Each entry must appear again exactly as it does in the source.

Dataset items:
=======
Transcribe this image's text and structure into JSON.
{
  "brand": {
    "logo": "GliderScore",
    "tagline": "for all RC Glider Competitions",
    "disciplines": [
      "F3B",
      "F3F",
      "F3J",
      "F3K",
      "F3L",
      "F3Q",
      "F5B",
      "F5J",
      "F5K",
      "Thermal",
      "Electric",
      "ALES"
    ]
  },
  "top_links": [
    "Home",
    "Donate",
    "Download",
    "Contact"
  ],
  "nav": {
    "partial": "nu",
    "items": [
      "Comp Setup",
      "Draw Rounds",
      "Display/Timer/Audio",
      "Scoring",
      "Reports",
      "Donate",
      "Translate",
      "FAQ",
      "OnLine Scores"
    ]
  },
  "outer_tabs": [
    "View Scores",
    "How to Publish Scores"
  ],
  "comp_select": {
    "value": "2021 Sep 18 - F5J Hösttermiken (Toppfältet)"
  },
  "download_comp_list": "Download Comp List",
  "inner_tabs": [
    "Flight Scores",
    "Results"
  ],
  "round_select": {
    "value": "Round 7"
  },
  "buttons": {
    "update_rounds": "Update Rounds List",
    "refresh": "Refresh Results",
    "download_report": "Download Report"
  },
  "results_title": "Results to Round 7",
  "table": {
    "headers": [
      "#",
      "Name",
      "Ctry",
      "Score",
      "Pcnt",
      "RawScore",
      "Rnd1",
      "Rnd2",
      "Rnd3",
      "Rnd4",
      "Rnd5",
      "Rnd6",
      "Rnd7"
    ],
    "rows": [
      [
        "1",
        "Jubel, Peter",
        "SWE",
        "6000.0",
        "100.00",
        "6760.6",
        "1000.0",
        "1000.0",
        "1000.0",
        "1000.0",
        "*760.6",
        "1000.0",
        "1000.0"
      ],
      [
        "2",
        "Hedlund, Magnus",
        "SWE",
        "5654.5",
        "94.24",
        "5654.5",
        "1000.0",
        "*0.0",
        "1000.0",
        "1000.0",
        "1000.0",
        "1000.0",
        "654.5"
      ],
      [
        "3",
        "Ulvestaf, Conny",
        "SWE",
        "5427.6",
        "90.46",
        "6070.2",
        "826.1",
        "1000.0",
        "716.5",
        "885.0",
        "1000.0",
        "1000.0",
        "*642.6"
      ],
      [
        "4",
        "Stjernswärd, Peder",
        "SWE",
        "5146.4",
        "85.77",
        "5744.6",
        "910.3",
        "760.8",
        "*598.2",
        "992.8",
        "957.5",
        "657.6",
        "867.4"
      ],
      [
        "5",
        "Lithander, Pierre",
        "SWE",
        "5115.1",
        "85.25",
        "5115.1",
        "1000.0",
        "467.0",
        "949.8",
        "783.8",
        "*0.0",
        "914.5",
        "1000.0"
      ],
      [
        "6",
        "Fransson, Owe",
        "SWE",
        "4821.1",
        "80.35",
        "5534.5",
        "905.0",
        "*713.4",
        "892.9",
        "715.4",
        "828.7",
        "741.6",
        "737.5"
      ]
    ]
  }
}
=======
__SOLUTION FOR THIS PROBLEM__:
Transcribe this image's text and structure into JSON.
{
  "brand": {
    "logo": "GliderScore",
    "tagline": "for all RC Glider Competitions",
    "disciplines": [
      "F3B",
      "F3F",
      "F3J",
      "F3K",
      "F3L",
      "F3Q",
      "F5B",
      "F5J",
      "F5K",
      "Thermal",
      "Electric",
      "ALES"
    ]
  },
  "top_links": [
    "Home",
    "Donate",
    "Download",
    "Contact"
  ],
  "nav": {
    "partial": "nu",
    "items": [
      "Comp Setup",
      "Draw Rounds",
      "Display/Timer/Audio",
      "Scoring",
      "Reports",
      "Donate",
      "Translate",
      "FAQ",
      "OnLine Scores"
    ]
  },
  "outer_tabs": [
    "View Scores",
    "How to Publish Scores"
  ],
  "comp_select": {
    "value": "2021 Sep 18 - F5J Hösttermiken (Toppfältet)"
  },
  "download_comp_list": "Download Comp List",
  "inner_tabs": [
    "Flight Scores",
    "Results"
  ],
  "round_select": {
    "value": "Round 7"
  },
  "buttons": {
    "update_rounds": "Update Rounds List",
    "refresh": "Refresh Results",
    "download_report": "Download Report"
  },
  "results_title": "Results to Round 7",
  "table": {
    "headers": [
      "#",
      "Name",
      "Ctry",
      "Score",
      "Pcnt",
      "RawScore",
      "Rnd1",
      "Rnd2",
      "Rnd3",
      "Rnd4",
      "Rnd5",
      "Rnd6",
      "Rnd7"
    ],
    "rows": [
      [
        "1",
        "Jubel, Peter",
        "SWE",
        "6000.0",
        "100.00",
        "6760.6",
        "1000.0",
        "1000.0",
        "1000.0",
        "1000.0",
        "*760.6",
        "1000.0",
        "1000.0"
      ],
      [
        "2",
        "Hedlund, Magnus",
        "SWE",
        "5654.5",
        "94.24",
        "5654.5",
        "1000.0",
        "*0.0",
        "1000.0",
        "1000.0",
        "1000.0",
        "1000.0",
        "654.5"
      ],
      [
        "3",
        "Ulvestaf, Conny",
        "SWE",
        "5427.6",
        "90.46",
        "6070.2",
        "826.1",
        "1000.0",
        "716.5",
        "885.0",
        "1000.0",
        "1000.0",
        "*642.6"
      ],
      [
        "4",
        "Stjernswärd, Peder",
        "SWE",
        "5146.4",
        "85.77",
        "5744.6",
        "910.3",
        "760.8",
        "*598.2",
        "992.8",
        "957.5",
        "657.6",
        "867.4"
      ],
      [
        "5",
        "Lithander, Pierre",
        "SWE",
        "5115.1",
        "85.25",
        "5115.1",
        "1000.0",
        "467.0",
        "949.8",
        "783.8",
        "*0.0",
        "914.5",
        "1000.0"
      ],
      [
        "6",
        "Fransson, Owe",
        "SWE",
        "4821.1",
        "80.35",
        "5534.5",
        "905.0",
        "*713.4",
        "892.9",
        "715.4",
        "828.7",
        "741.6",
        "737.5"
      ]
    ]
  }
}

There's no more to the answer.